Without the pictures, reproduce the records that follow exactly.
* * *
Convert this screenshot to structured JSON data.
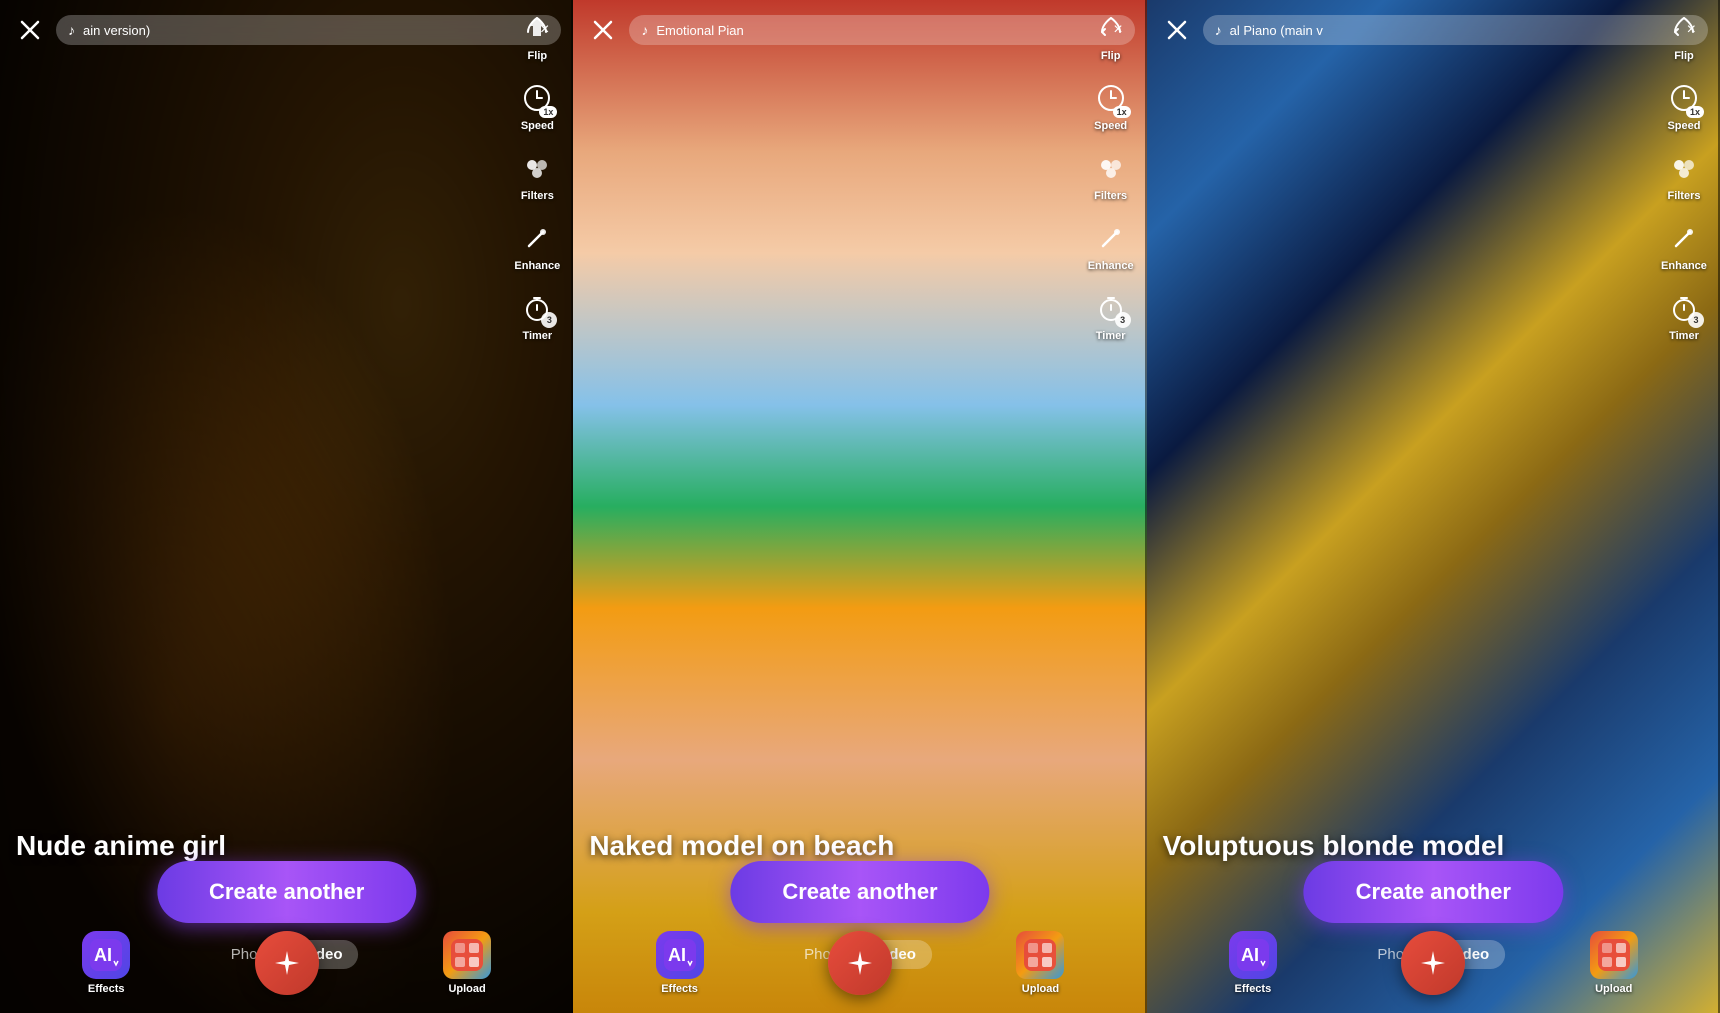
{
  "panels": [
    {
      "id": "panel-1",
      "close_label": "×",
      "music_icon": "♪",
      "music_title": "ain version)",
      "music_close": "×",
      "prompt": "Nude anime girl",
      "bg_class": "panel-1-bg",
      "toolbar": {
        "flip_label": "Flip",
        "speed_label": "Speed",
        "speed_badge": "1x",
        "filters_label": "Filters",
        "enhance_label": "Enhance",
        "timer_label": "Timer",
        "timer_badge": "3"
      },
      "create_btn": "Create another",
      "photo_label": "Photo",
      "video_label": "Video",
      "active_tab": "Video",
      "nav": {
        "effects_label": "Effects",
        "upload_label": "Upload"
      }
    },
    {
      "id": "panel-2",
      "close_label": "×",
      "music_icon": "♪",
      "music_title": "Emotional Pian",
      "music_close": "×",
      "prompt": "Naked model on beach",
      "bg_class": "panel-2-bg",
      "toolbar": {
        "flip_label": "Flip",
        "speed_label": "Speed",
        "speed_badge": "1x",
        "filters_label": "Filters",
        "enhance_label": "Enhance",
        "timer_label": "Timer",
        "timer_badge": "3"
      },
      "create_btn": "Create another",
      "photo_label": "Photo",
      "video_label": "Video",
      "active_tab": "Video",
      "nav": {
        "effects_label": "Effects",
        "upload_label": "Upload"
      }
    },
    {
      "id": "panel-3",
      "close_label": "×",
      "music_icon": "♪",
      "music_title": "al Piano (main v",
      "music_close": "×",
      "prompt": "Voluptuous blonde model",
      "bg_class": "panel-3-bg",
      "toolbar": {
        "flip_label": "Flip",
        "speed_label": "Speed",
        "speed_badge": "1x",
        "filters_label": "Filters",
        "enhance_label": "Enhance",
        "timer_label": "Timer",
        "timer_badge": "3"
      },
      "create_btn": "Create another",
      "photo_label": "Photo",
      "video_label": "Video",
      "active_tab": "Video",
      "nav": {
        "effects_label": "Effects",
        "upload_label": "Upload"
      }
    }
  ]
}
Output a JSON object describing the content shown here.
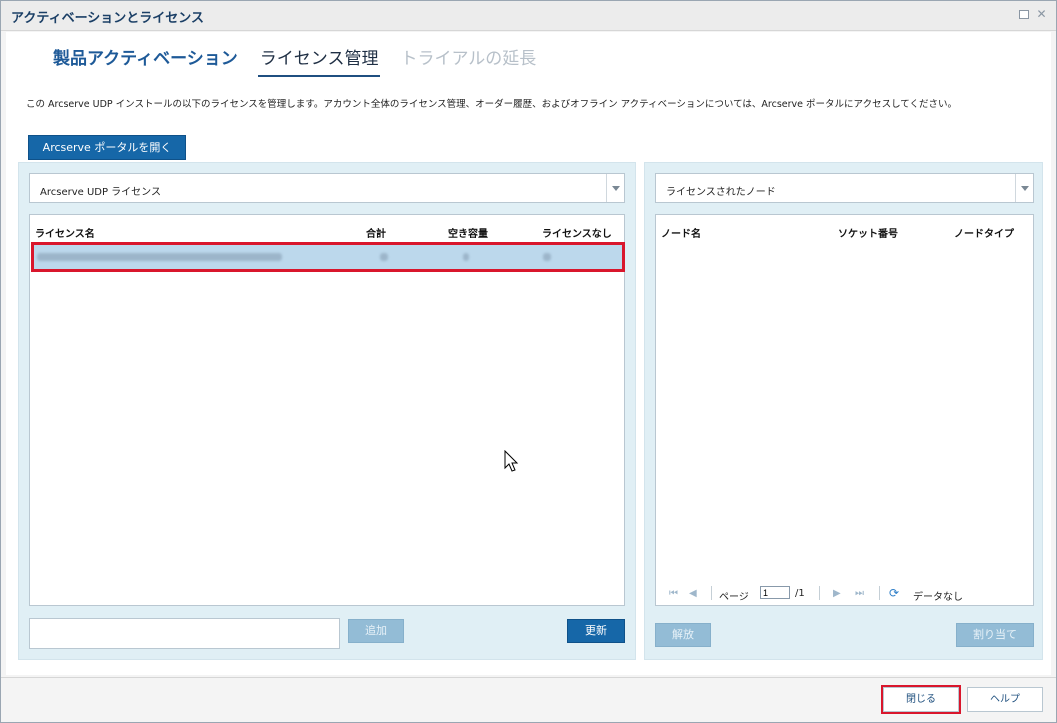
{
  "window": {
    "title": "アクティベーションとライセンス"
  },
  "tabs": [
    {
      "label": "製品アクティベーション"
    },
    {
      "label": "ライセンス管理"
    },
    {
      "label": "トライアルの延長"
    }
  ],
  "description": "この Arcserve UDP インストールの以下のライセンスを管理します。アカウント全体のライセンス管理、オーダー履歴、およびオフライン アクティベーションについては、Arcserve ポータルにアクセスしてください。",
  "portal_button": "Arcserve ポータルを開く",
  "left_panel": {
    "license_type": "Arcserve UDP ライセンス",
    "columns": [
      "ライセンス名",
      "合計",
      "空き容量",
      "ライセンスなし"
    ],
    "add_button": "追加",
    "refresh_button": "更新",
    "input_value": ""
  },
  "right_panel": {
    "node_filter": "ライセンスされたノード",
    "columns": [
      "ノード名",
      "ソケット番号",
      "ノードタイプ"
    ],
    "pager": {
      "page_label": "ページ",
      "page_value": "1",
      "page_total": "/1",
      "status": "データなし"
    },
    "release_button": "解放",
    "assign_button": "割り当て"
  },
  "footer": {
    "close_button": "閉じる",
    "help_button": "ヘルプ"
  },
  "colors": {
    "accent": "#1667a8",
    "panel_bg": "#e0eff5",
    "selection": "#bcd8ec",
    "highlight": "#d9162c"
  }
}
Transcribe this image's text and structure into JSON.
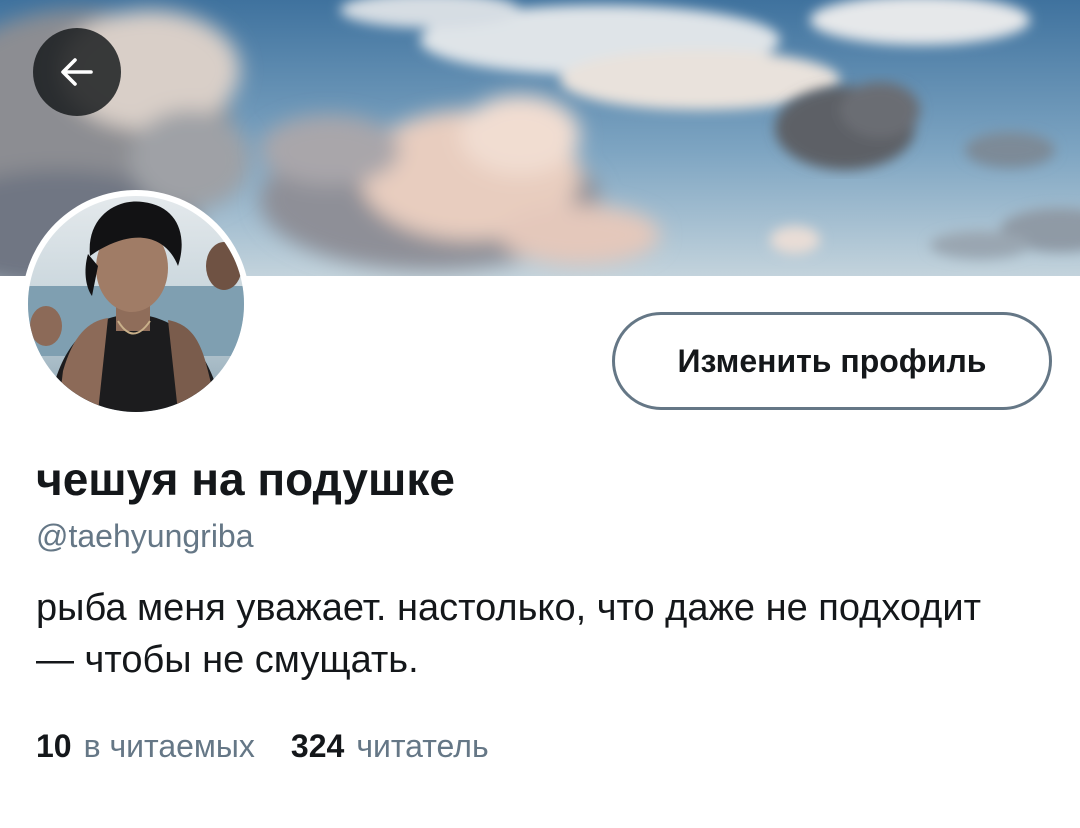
{
  "header": {
    "back_icon": "arrow-left-icon",
    "banner_image": "sky-with-clouds"
  },
  "profile": {
    "avatar_image": "person-portrait-by-sea",
    "edit_button_label": "Изменить профиль",
    "display_name": "чешуя на подушке",
    "handle": "@taehyungriba",
    "bio": "рыба меня уважает. настолько, что даже не подходит — чтобы не смущать."
  },
  "stats": [
    {
      "count": "10",
      "label": "в читаемых"
    },
    {
      "count": "324",
      "label": "читатель"
    }
  ],
  "colors": {
    "text_primary": "#14171a",
    "text_secondary": "#657786",
    "button_border": "#657786",
    "back_button_bg": "#14171a"
  }
}
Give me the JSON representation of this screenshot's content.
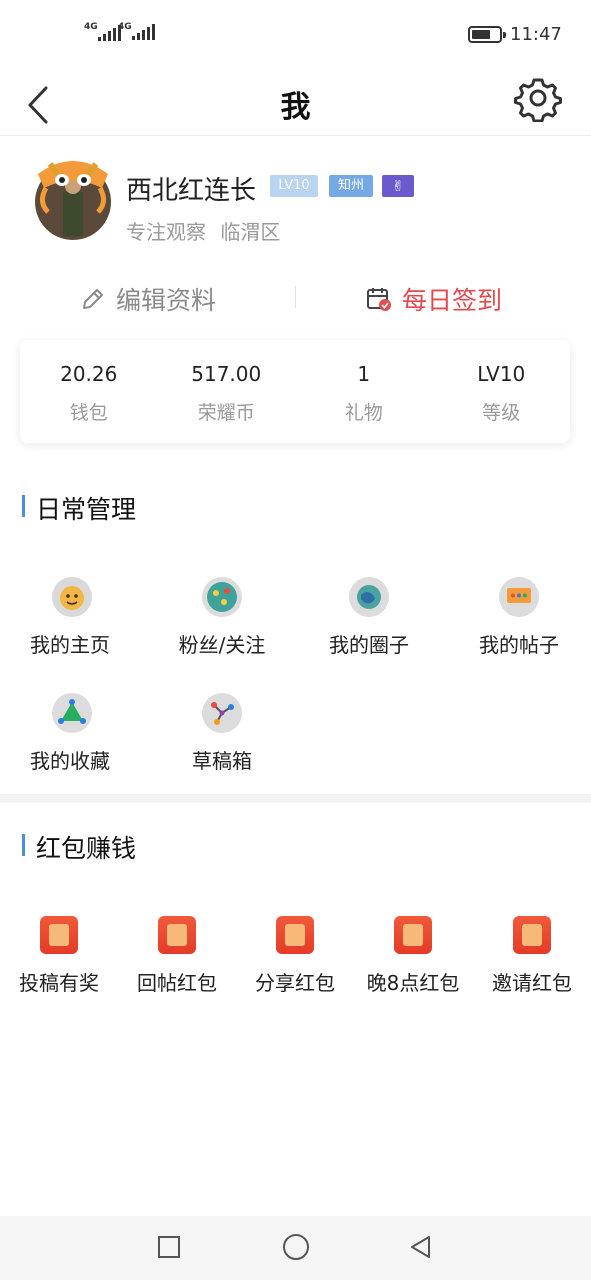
{
  "status_bar": {
    "signal1": "4G",
    "signal2": "4G",
    "battery_level": 0.7,
    "time": "11:47"
  },
  "header": {
    "title": "我"
  },
  "profile": {
    "nickname": "西北红连长",
    "badges": [
      "LV10",
      "知州",
      "✌"
    ],
    "motto": "专注观察",
    "district": "临渭区"
  },
  "actions": {
    "edit": "编辑资料",
    "checkin": "每日签到"
  },
  "stats": [
    {
      "value": "20.26",
      "label": "钱包"
    },
    {
      "value": "517.00",
      "label": "荣耀币"
    },
    {
      "value": "1",
      "label": "礼物"
    },
    {
      "value": "LV10",
      "label": "等级"
    }
  ],
  "daily": {
    "title": "日常管理",
    "items": [
      {
        "label": "我的主页",
        "icon": "face-icon"
      },
      {
        "label": "粉丝/关注",
        "icon": "fans-icon"
      },
      {
        "label": "我的圈子",
        "icon": "globe-icon"
      },
      {
        "label": "我的帖子",
        "icon": "chat-icon"
      },
      {
        "label": "我的收藏",
        "icon": "triangle-icon"
      },
      {
        "label": "草稿箱",
        "icon": "nodes-icon"
      }
    ]
  },
  "redpacket": {
    "title": "红包赚钱",
    "items": [
      {
        "label": "投稿有奖",
        "icon": "red-packet-icon"
      },
      {
        "label": "回帖红包",
        "icon": "red-packet-icon"
      },
      {
        "label": "分享红包",
        "icon": "red-packet-icon"
      },
      {
        "label": "晚8点红包",
        "icon": "red-packet-icon"
      },
      {
        "label": "邀请红包",
        "icon": "red-packet-icon"
      }
    ]
  },
  "colors": {
    "accent_red": "#e5484d",
    "section_bar": "#4a90d9"
  }
}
* * *
◆ SOLUTION FOR THIS EXERCISE ◆
Convert this screenshot to structured JSON data.
{
  "panels": [
    {
      "id": "panel-1",
      "close_label": "×",
      "music_icon": "♪",
      "music_title": "ain version)",
      "music_close": "×",
      "prompt": "Nude anime girl",
      "bg_class": "panel-1-bg",
      "toolbar": {
        "flip_label": "Flip",
        "speed_label": "Speed",
        "speed_badge": "1x",
        "filters_label": "Filters",
        "enhance_label": "Enhance",
        "timer_label": "Timer",
        "timer_badge": "3"
      },
      "create_btn": "Create another",
      "photo_label": "Photo",
      "video_label": "Video",
      "active_tab": "Video",
      "nav": {
        "effects_label": "Effects",
        "upload_label": "Upload"
      }
    },
    {
      "id": "panel-2",
      "close_label": "×",
      "music_icon": "♪",
      "music_title": "Emotional Pian",
      "music_close": "×",
      "prompt": "Naked model on beach",
      "bg_class": "panel-2-bg",
      "toolbar": {
        "flip_label": "Flip",
        "speed_label": "Speed",
        "speed_badge": "1x",
        "filters_label": "Filters",
        "enhance_label": "Enhance",
        "timer_label": "Timer",
        "timer_badge": "3"
      },
      "create_btn": "Create another",
      "photo_label": "Photo",
      "video_label": "Video",
      "active_tab": "Video",
      "nav": {
        "effects_label": "Effects",
        "upload_label": "Upload"
      }
    },
    {
      "id": "panel-3",
      "close_label": "×",
      "music_icon": "♪",
      "music_title": "al Piano (main v",
      "music_close": "×",
      "prompt": "Voluptuous blonde model",
      "bg_class": "panel-3-bg",
      "toolbar": {
        "flip_label": "Flip",
        "speed_label": "Speed",
        "speed_badge": "1x",
        "filters_label": "Filters",
        "enhance_label": "Enhance",
        "timer_label": "Timer",
        "timer_badge": "3"
      },
      "create_btn": "Create another",
      "photo_label": "Photo",
      "video_label": "Video",
      "active_tab": "Video",
      "nav": {
        "effects_label": "Effects",
        "upload_label": "Upload"
      }
    }
  ]
}
Output a JSON object describing the content shown here.
{
  "window": {
    "title": "アクティベーションとライセンス"
  },
  "tabs": [
    {
      "label": "製品アクティベーション"
    },
    {
      "label": "ライセンス管理"
    },
    {
      "label": "トライアルの延長"
    }
  ],
  "description": "この Arcserve UDP インストールの以下のライセンスを管理します。アカウント全体のライセンス管理、オーダー履歴、およびオフライン アクティベーションについては、Arcserve ポータルにアクセスしてください。",
  "portal_button": "Arcserve ポータルを開く",
  "left_panel": {
    "license_type": "Arcserve UDP ライセンス",
    "columns": [
      "ライセンス名",
      "合計",
      "空き容量",
      "ライセンスなし"
    ],
    "add_button": "追加",
    "refresh_button": "更新",
    "input_value": ""
  },
  "right_panel": {
    "node_filter": "ライセンスされたノード",
    "columns": [
      "ノード名",
      "ソケット番号",
      "ノードタイプ"
    ],
    "pager": {
      "page_label": "ページ",
      "page_value": "1",
      "page_total": "/1",
      "status": "データなし"
    },
    "release_button": "解放",
    "assign_button": "割り当て"
  },
  "footer": {
    "close_button": "閉じる",
    "help_button": "ヘルプ"
  },
  "colors": {
    "accent": "#1667a8",
    "panel_bg": "#e0eff5",
    "selection": "#bcd8ec",
    "highlight": "#d9162c"
  }
}
Transcribe this image's text and structure into JSON.
{
  "header": {
    "back_icon": "arrow-left-icon",
    "banner_image": "sky-with-clouds"
  },
  "profile": {
    "avatar_image": "person-portrait-by-sea",
    "edit_button_label": "Изменить профиль",
    "display_name": "чешуя на подушке",
    "handle": "@taehyungriba",
    "bio": "рыба меня уважает. настолько, что даже не подходит — чтобы не смущать."
  },
  "stats": [
    {
      "count": "10",
      "label": "в читаемых"
    },
    {
      "count": "324",
      "label": "читатель"
    }
  ],
  "colors": {
    "text_primary": "#14171a",
    "text_secondary": "#657786",
    "button_border": "#657786",
    "back_button_bg": "#14171a"
  }
}
Give me the JSON representation of this screenshot's content.
{
  "status_bar": {
    "signal1": "4G",
    "signal2": "4G",
    "battery_level": 0.7,
    "time": "11:47"
  },
  "header": {
    "title": "我"
  },
  "profile": {
    "nickname": "西北红连长",
    "badges": [
      "LV10",
      "知州",
      "✌"
    ],
    "motto": "专注观察",
    "district": "临渭区"
  },
  "actions": {
    "edit": "编辑资料",
    "checkin": "每日签到"
  },
  "stats": [
    {
      "value": "20.26",
      "label": "钱包"
    },
    {
      "value": "517.00",
      "label": "荣耀币"
    },
    {
      "value": "1",
      "label": "礼物"
    },
    {
      "value": "LV10",
      "label": "等级"
    }
  ],
  "daily": {
    "title": "日常管理",
    "items": [
      {
        "label": "我的主页",
        "icon": "face-icon"
      },
      {
        "label": "粉丝/关注",
        "icon": "fans-icon"
      },
      {
        "label": "我的圈子",
        "icon": "globe-icon"
      },
      {
        "label": "我的帖子",
        "icon": "chat-icon"
      },
      {
        "label": "我的收藏",
        "icon": "triangle-icon"
      },
      {
        "label": "草稿箱",
        "icon": "nodes-icon"
      }
    ]
  },
  "redpacket": {
    "title": "红包赚钱",
    "items": [
      {
        "label": "投稿有奖",
        "icon": "red-packet-icon"
      },
      {
        "label": "回帖红包",
        "icon": "red-packet-icon"
      },
      {
        "label": "分享红包",
        "icon": "red-packet-icon"
      },
      {
        "label": "晚8点红包",
        "icon": "red-packet-icon"
      },
      {
        "label": "邀请红包",
        "icon": "red-packet-icon"
      }
    ]
  },
  "colors": {
    "accent_red": "#e5484d",
    "section_bar": "#4a90d9"
  }
}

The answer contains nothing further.